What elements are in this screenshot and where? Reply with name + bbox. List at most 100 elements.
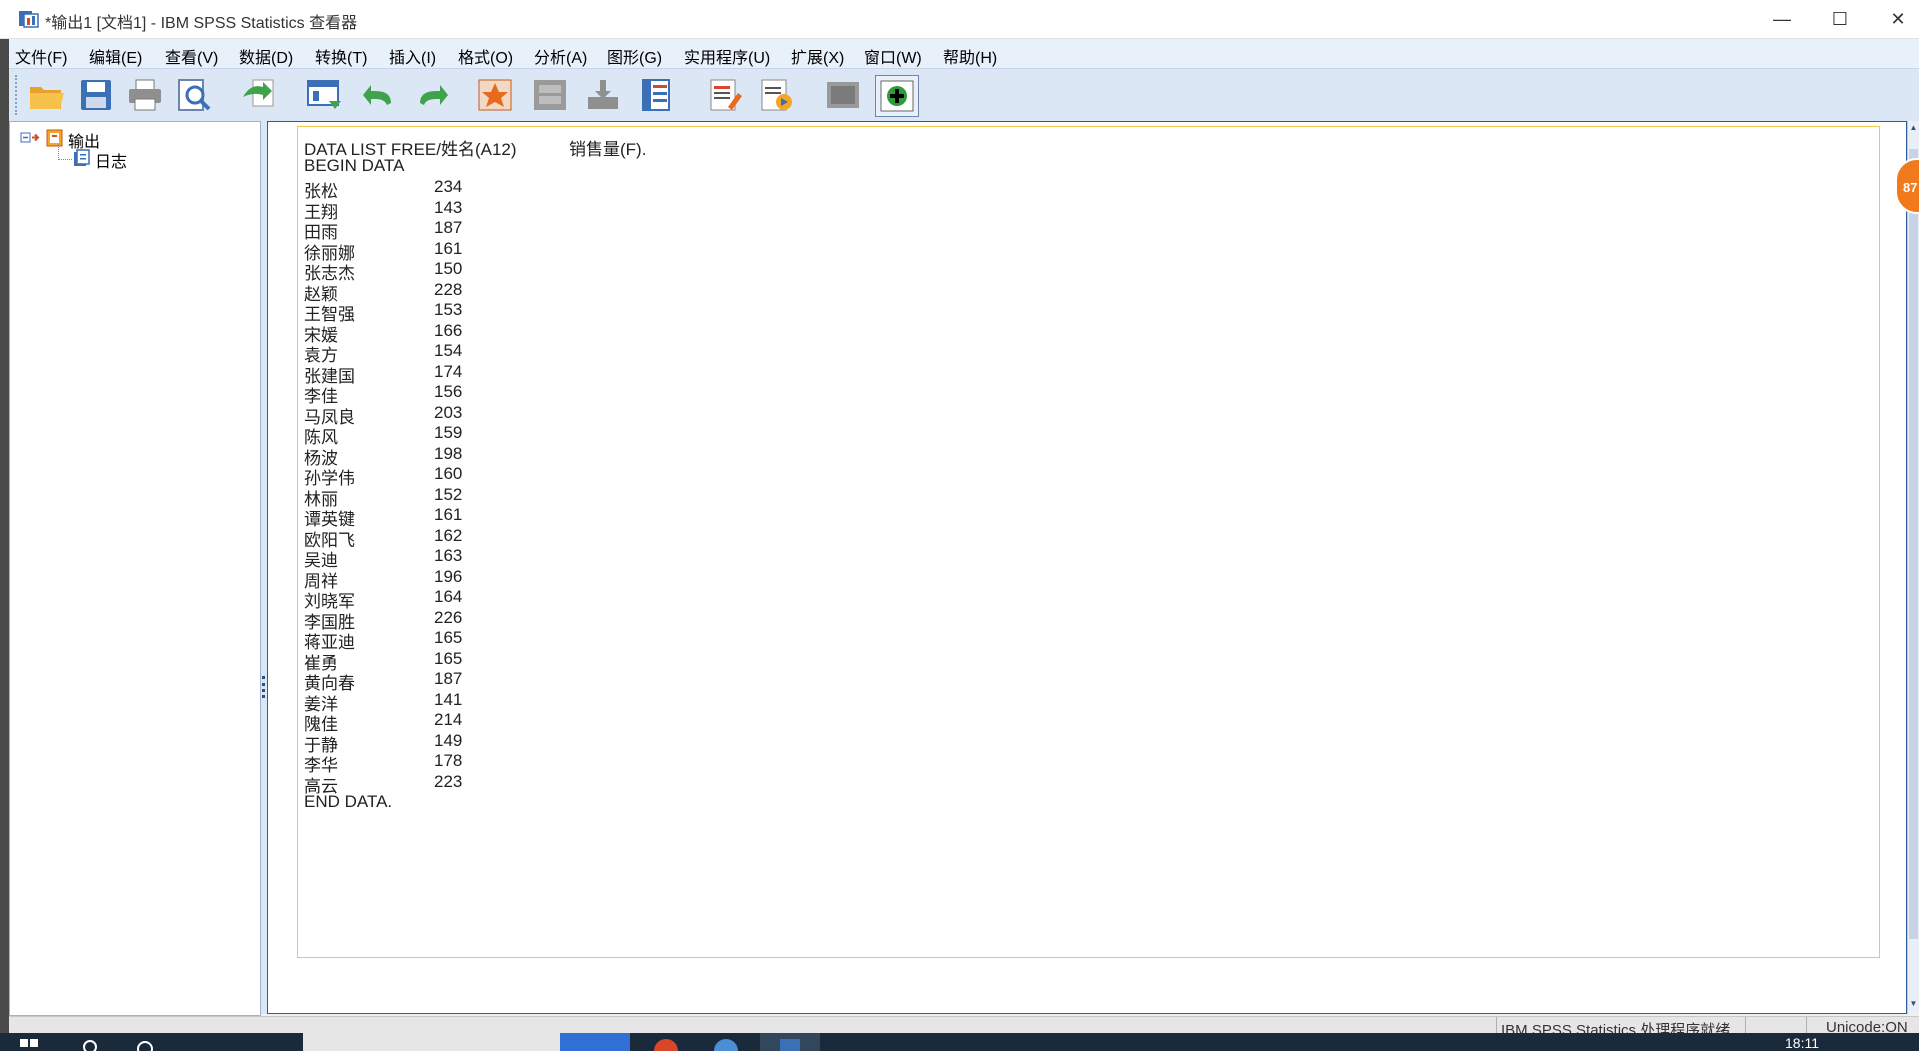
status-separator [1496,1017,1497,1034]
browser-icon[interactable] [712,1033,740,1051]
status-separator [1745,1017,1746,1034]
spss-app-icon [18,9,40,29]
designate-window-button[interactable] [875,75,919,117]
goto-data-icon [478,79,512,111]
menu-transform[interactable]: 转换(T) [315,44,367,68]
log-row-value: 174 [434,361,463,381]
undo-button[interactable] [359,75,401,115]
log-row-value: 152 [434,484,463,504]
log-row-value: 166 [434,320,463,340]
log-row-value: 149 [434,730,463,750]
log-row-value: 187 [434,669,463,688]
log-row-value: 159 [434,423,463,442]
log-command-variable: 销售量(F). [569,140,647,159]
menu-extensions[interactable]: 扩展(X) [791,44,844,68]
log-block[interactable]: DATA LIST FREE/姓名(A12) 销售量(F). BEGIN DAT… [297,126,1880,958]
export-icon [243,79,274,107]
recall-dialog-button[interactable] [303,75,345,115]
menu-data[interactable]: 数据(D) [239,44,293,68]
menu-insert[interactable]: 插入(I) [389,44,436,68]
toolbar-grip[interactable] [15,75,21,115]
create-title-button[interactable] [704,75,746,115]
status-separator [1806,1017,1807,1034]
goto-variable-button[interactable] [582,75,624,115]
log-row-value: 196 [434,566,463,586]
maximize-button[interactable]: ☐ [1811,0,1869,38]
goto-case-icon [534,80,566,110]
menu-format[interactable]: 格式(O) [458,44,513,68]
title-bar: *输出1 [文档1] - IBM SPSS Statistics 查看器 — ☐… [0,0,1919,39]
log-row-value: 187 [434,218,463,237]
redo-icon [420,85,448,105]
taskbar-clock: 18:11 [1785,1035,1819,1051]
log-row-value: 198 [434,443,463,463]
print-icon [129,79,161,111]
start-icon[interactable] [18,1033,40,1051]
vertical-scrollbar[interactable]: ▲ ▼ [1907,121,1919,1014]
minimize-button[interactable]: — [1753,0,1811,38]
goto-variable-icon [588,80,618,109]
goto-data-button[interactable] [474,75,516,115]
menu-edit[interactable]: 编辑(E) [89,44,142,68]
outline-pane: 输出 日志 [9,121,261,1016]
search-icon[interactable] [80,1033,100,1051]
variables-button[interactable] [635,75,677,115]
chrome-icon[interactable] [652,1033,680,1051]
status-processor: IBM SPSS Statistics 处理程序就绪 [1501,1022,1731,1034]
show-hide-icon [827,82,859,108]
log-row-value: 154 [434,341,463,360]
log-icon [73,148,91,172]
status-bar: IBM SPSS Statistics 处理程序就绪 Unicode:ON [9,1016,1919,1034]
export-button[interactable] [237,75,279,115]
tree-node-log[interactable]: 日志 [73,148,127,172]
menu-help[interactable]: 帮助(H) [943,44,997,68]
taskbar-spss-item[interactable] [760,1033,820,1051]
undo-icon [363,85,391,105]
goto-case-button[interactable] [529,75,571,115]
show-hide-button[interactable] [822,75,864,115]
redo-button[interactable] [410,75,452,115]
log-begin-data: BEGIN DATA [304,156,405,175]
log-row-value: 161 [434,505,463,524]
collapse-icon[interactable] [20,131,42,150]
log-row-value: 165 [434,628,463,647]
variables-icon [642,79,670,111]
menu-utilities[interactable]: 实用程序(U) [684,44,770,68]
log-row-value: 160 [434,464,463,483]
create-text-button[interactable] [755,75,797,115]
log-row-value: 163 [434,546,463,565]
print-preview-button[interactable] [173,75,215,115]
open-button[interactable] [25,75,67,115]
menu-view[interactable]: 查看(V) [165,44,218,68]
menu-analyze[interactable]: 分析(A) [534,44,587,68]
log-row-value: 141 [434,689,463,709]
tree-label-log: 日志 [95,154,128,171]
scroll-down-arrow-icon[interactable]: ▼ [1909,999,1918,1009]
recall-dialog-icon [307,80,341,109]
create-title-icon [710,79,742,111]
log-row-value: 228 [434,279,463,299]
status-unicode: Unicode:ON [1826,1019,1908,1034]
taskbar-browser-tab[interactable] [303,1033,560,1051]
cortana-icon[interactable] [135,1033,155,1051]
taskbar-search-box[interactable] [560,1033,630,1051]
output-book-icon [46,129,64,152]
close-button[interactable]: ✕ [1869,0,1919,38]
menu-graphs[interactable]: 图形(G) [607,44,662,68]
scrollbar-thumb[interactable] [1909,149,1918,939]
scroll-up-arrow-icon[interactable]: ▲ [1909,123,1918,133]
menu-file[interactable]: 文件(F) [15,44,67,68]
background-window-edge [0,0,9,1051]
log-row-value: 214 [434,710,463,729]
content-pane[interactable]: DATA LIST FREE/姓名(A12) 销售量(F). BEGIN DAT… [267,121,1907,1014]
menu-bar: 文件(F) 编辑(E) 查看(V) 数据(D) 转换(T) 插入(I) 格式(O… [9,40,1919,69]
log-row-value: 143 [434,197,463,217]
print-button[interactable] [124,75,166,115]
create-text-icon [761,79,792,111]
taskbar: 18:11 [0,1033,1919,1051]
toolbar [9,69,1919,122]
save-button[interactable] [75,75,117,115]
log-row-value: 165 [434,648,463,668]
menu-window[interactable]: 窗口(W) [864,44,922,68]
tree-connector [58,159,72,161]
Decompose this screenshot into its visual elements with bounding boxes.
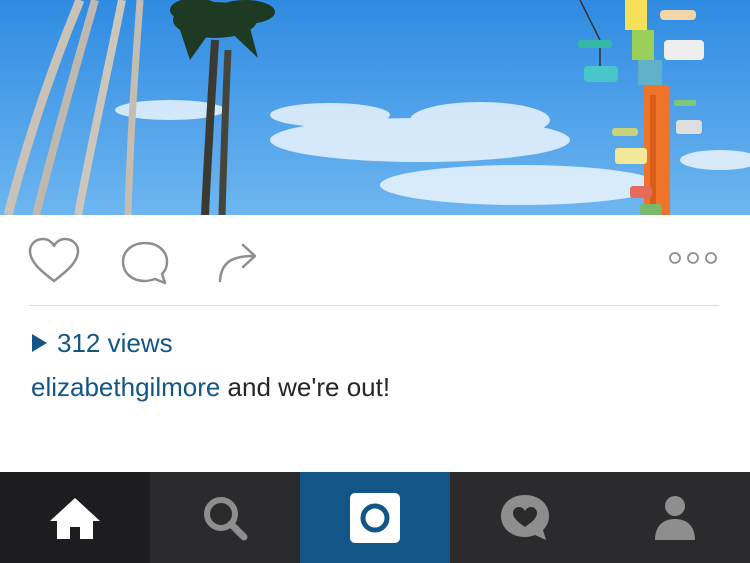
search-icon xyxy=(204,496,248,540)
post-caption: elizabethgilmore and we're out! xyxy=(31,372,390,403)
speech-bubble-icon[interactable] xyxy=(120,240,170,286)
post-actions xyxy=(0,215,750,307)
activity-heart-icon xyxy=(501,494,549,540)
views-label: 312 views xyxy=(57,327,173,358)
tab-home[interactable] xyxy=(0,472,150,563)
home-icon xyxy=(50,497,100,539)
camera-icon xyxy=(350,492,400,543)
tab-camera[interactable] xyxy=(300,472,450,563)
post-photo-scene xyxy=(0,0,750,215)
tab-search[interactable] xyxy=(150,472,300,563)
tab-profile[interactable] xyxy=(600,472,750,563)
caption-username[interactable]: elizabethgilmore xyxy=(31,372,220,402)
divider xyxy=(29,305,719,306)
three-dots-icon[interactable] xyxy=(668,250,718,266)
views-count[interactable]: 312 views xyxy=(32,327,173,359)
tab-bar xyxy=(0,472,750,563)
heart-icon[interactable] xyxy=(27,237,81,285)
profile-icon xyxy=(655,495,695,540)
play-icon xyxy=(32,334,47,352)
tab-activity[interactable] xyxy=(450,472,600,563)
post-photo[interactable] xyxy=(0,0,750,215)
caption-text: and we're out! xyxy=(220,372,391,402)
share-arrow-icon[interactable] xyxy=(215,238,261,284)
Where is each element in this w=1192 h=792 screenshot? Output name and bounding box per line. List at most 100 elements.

——————————

**Required task:** Reproduce every line of the records above word for word, leaving out the pictures.

**Problem solution:**
What elements are in this screenshot and where? Reply with name + bbox. List at most 100 elements.
status-separator [1496,1017,1497,1034]
browser-icon[interactable] [712,1033,740,1051]
status-separator [1745,1017,1746,1034]
spss-app-icon [18,9,40,29]
designate-window-button[interactable] [875,75,919,117]
goto-data-icon [478,79,512,111]
menu-transform[interactable]: 转换(T) [315,44,367,68]
log-row-value: 174 [434,361,463,381]
undo-button[interactable] [359,75,401,115]
log-row-value: 152 [434,484,463,504]
log-row-value: 166 [434,320,463,340]
log-row-value: 149 [434,730,463,750]
log-row-value: 187 [434,669,463,688]
log-row-value: 159 [434,423,463,442]
log-command-variable: 销售量(F). [569,140,647,159]
menu-extensions[interactable]: 扩展(X) [791,44,844,68]
log-block[interactable]: DATA LIST FREE/姓名(A12) 销售量(F). BEGIN DAT… [297,126,1880,958]
export-icon [243,79,274,107]
recall-dialog-button[interactable] [303,75,345,115]
menu-data[interactable]: 数据(D) [239,44,293,68]
menu-insert[interactable]: 插入(I) [389,44,436,68]
toolbar-grip[interactable] [15,75,21,115]
create-title-button[interactable] [704,75,746,115]
status-separator [1806,1017,1807,1034]
goto-variable-button[interactable] [582,75,624,115]
log-row-value: 196 [434,566,463,586]
maximize-button[interactable]: ☐ [1811,0,1869,38]
goto-case-icon [534,80,566,110]
menu-format[interactable]: 格式(O) [458,44,513,68]
title-bar: *输出1 [文档1] - IBM SPSS Statistics 查看器 — ☐… [0,0,1919,39]
log-row-value: 187 [434,218,463,237]
redo-icon [420,85,448,105]
taskbar-clock: 18:11 [1785,1035,1819,1051]
log-row-value: 198 [434,443,463,463]
print-icon [129,79,161,111]
start-icon[interactable] [18,1033,40,1051]
vertical-scrollbar[interactable]: ▲ ▼ [1907,121,1919,1014]
minimize-button[interactable]: — [1753,0,1811,38]
goto-variable-icon [588,80,618,109]
goto-data-button[interactable] [474,75,516,115]
menu-edit[interactable]: 编辑(E) [89,44,142,68]
outline-pane: 输出 日志 [9,121,261,1016]
search-icon[interactable] [80,1033,100,1051]
variables-button[interactable] [635,75,677,115]
chrome-icon[interactable] [652,1033,680,1051]
status-processor: IBM SPSS Statistics 处理程序就绪 [1501,1022,1731,1034]
show-hide-icon [827,82,859,108]
log-row-value: 154 [434,341,463,360]
log-icon [73,148,91,172]
status-bar: IBM SPSS Statistics 处理程序就绪 Unicode:ON [9,1016,1919,1034]
export-button[interactable] [237,75,279,115]
tree-node-log[interactable]: 日志 [73,148,127,172]
menu-help[interactable]: 帮助(H) [943,44,997,68]
taskbar-spss-item[interactable] [760,1033,820,1051]
undo-icon [363,85,391,105]
goto-case-button[interactable] [529,75,571,115]
show-hide-button[interactable] [822,75,864,115]
redo-button[interactable] [410,75,452,115]
log-begin-data: BEGIN DATA [304,156,405,175]
log-row-value: 161 [434,505,463,524]
collapse-icon[interactable] [20,131,42,150]
log-row-value: 165 [434,628,463,647]
variables-icon [642,79,670,111]
menu-utilities[interactable]: 实用程序(U) [684,44,770,68]
log-row-value: 160 [434,464,463,483]
create-text-button[interactable] [755,75,797,115]
log-row-value: 163 [434,546,463,565]
print-preview-button[interactable] [173,75,215,115]
open-button[interactable] [25,75,67,115]
menu-view[interactable]: 查看(V) [165,44,218,68]
menu-analyze[interactable]: 分析(A) [534,44,587,68]
log-row-value: 141 [434,689,463,709]
tree-label-log: 日志 [95,154,128,171]
scroll-down-arrow-icon[interactable]: ▼ [1909,999,1918,1009]
recall-dialog-icon [307,80,341,109]
create-title-icon [710,79,742,111]
log-row-value: 228 [434,279,463,299]
status-unicode: Unicode:ON [1826,1019,1908,1034]
taskbar-browser-tab[interactable] [303,1033,560,1051]
cortana-icon[interactable] [135,1033,155,1051]
taskbar-search-box[interactable] [560,1033,630,1051]
output-book-icon [46,129,64,152]
close-button[interactable]: ✕ [1869,0,1919,38]
menu-graphs[interactable]: 图形(G) [607,44,662,68]
scrollbar-thumb[interactable] [1909,149,1918,939]
scroll-up-arrow-icon[interactable]: ▲ [1909,123,1918,133]
menu-file[interactable]: 文件(F) [15,44,67,68]
background-window-edge [0,0,9,1051]
log-row-value: 214 [434,710,463,729]
content-pane[interactable]: DATA LIST FREE/姓名(A12) 销售量(F). BEGIN DAT… [267,121,1907,1014]
menu-bar: 文件(F) 编辑(E) 查看(V) 数据(D) 转换(T) 插入(I) 格式(O… [9,40,1919,69]
log-row-value: 143 [434,197,463,217]
print-button[interactable] [124,75,166,115]
create-text-icon [761,79,792,111]
taskbar: 18:11 [0,1033,1919,1051]
toolbar [9,69,1919,122]
save-button[interactable] [75,75,117,115]
log-row-value: 165 [434,648,463,668]
menu-window[interactable]: 窗口(W) [864,44,922,68]
tree-connector [58,159,72,161]
Decompose this screenshot into its visual elements with bounding boxes.
search-icon xyxy=(204,496,248,540)
post-caption: elizabethgilmore and we're out! xyxy=(31,372,390,403)
speech-bubble-icon[interactable] xyxy=(120,240,170,286)
post-actions xyxy=(0,215,750,307)
activity-heart-icon xyxy=(501,494,549,540)
views-label: 312 views xyxy=(57,327,173,358)
tab-home[interactable] xyxy=(0,472,150,563)
home-icon xyxy=(50,497,100,539)
camera-icon xyxy=(350,492,400,543)
tab-camera[interactable] xyxy=(300,472,450,563)
post-photo-scene xyxy=(0,0,750,215)
tab-search[interactable] xyxy=(150,472,300,563)
tab-profile[interactable] xyxy=(600,472,750,563)
caption-username[interactable]: elizabethgilmore xyxy=(31,372,220,402)
divider xyxy=(29,305,719,306)
three-dots-icon[interactable] xyxy=(668,250,718,266)
views-count[interactable]: 312 views xyxy=(32,327,173,359)
tab-bar xyxy=(0,472,750,563)
heart-icon[interactable] xyxy=(27,237,81,285)
profile-icon xyxy=(655,495,695,540)
play-icon xyxy=(32,334,47,352)
tab-activity[interactable] xyxy=(450,472,600,563)
post-photo[interactable] xyxy=(0,0,750,215)
caption-text: and we're out! xyxy=(220,372,391,402)
share-arrow-icon[interactable] xyxy=(215,238,261,284)
Where is each element in this w=1192 h=792 screenshot? Output name and bounding box per line. List at most 100 elements.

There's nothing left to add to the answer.